» YOUR INSTRUCTIONS: Tally up the lines below that include the word "JSON". Answer with the number alone.

>> Start DATA EXCERPTS

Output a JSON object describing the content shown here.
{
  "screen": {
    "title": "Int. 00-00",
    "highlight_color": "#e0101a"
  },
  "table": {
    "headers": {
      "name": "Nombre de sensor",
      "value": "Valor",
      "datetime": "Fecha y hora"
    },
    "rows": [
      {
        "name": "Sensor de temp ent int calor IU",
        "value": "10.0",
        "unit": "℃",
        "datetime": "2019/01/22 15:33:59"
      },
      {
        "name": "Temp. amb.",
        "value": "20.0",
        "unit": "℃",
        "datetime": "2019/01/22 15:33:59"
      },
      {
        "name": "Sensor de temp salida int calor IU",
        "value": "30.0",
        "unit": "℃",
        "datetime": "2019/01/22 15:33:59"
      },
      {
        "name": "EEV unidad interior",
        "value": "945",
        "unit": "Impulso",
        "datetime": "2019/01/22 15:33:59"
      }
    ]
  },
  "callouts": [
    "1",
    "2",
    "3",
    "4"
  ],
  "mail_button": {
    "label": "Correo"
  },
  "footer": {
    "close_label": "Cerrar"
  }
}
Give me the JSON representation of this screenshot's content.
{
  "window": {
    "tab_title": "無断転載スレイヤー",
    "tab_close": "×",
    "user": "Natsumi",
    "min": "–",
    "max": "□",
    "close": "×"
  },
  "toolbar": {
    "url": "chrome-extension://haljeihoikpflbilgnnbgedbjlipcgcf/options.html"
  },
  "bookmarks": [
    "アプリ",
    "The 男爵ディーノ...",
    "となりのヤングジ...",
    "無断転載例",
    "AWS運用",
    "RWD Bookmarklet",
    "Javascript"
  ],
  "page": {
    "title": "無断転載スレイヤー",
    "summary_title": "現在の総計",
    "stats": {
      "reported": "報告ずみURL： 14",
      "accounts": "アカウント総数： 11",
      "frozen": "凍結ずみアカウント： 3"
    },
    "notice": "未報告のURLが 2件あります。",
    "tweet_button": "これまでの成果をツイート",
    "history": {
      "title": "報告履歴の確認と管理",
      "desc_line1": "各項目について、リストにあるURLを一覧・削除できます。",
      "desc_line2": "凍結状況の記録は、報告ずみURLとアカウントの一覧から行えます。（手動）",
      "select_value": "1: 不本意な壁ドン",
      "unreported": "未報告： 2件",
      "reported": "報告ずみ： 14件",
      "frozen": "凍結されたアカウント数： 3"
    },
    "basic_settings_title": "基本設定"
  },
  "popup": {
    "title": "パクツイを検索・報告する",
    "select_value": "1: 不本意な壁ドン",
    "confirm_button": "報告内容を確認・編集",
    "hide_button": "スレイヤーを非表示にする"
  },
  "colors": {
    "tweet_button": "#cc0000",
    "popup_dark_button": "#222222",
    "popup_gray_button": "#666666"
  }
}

>> End DATA EXCERPTS

» CORRECT OUTPUT: 2